[Rows]
==================================================

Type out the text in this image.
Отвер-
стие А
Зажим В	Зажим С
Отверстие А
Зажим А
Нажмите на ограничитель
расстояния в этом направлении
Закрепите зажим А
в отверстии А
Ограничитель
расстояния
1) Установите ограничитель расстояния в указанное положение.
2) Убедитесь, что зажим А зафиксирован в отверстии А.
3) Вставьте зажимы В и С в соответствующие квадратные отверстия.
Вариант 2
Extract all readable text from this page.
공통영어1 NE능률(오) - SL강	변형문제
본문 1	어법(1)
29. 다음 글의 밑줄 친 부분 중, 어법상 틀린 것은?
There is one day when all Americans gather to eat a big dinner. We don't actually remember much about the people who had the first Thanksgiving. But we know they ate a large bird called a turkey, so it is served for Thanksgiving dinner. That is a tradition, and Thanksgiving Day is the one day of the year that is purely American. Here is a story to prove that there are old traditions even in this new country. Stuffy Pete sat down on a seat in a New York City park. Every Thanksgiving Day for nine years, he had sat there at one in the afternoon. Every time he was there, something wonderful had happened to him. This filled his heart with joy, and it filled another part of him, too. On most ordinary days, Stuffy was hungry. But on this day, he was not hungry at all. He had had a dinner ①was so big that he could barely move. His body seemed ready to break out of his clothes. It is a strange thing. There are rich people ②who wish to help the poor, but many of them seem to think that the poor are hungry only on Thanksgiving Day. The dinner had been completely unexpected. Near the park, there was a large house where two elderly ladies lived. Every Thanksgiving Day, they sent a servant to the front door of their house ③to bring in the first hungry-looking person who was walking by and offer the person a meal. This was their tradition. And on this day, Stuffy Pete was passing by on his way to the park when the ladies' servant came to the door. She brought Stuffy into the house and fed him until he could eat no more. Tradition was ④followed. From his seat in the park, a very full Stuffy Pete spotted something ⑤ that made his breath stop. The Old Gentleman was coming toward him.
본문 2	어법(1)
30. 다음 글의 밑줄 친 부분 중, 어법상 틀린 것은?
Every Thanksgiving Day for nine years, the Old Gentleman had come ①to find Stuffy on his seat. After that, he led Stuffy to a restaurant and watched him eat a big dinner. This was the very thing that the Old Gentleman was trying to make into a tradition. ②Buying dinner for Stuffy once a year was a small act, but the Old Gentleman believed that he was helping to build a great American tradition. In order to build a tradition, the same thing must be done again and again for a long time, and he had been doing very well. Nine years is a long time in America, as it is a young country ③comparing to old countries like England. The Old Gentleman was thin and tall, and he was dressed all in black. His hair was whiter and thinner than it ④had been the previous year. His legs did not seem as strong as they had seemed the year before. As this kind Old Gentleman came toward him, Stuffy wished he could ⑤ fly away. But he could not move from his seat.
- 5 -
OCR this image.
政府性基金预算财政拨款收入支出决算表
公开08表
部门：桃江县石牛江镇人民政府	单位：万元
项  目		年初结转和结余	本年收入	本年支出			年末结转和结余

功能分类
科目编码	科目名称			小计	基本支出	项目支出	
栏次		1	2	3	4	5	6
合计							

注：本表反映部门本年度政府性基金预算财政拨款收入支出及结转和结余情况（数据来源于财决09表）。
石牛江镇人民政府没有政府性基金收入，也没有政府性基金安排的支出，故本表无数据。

==================================================

Select every line where the word "отверстии" occurs.

в отверстии А
2) Убедитесь, что зажим А зафиксирован в отверстии А.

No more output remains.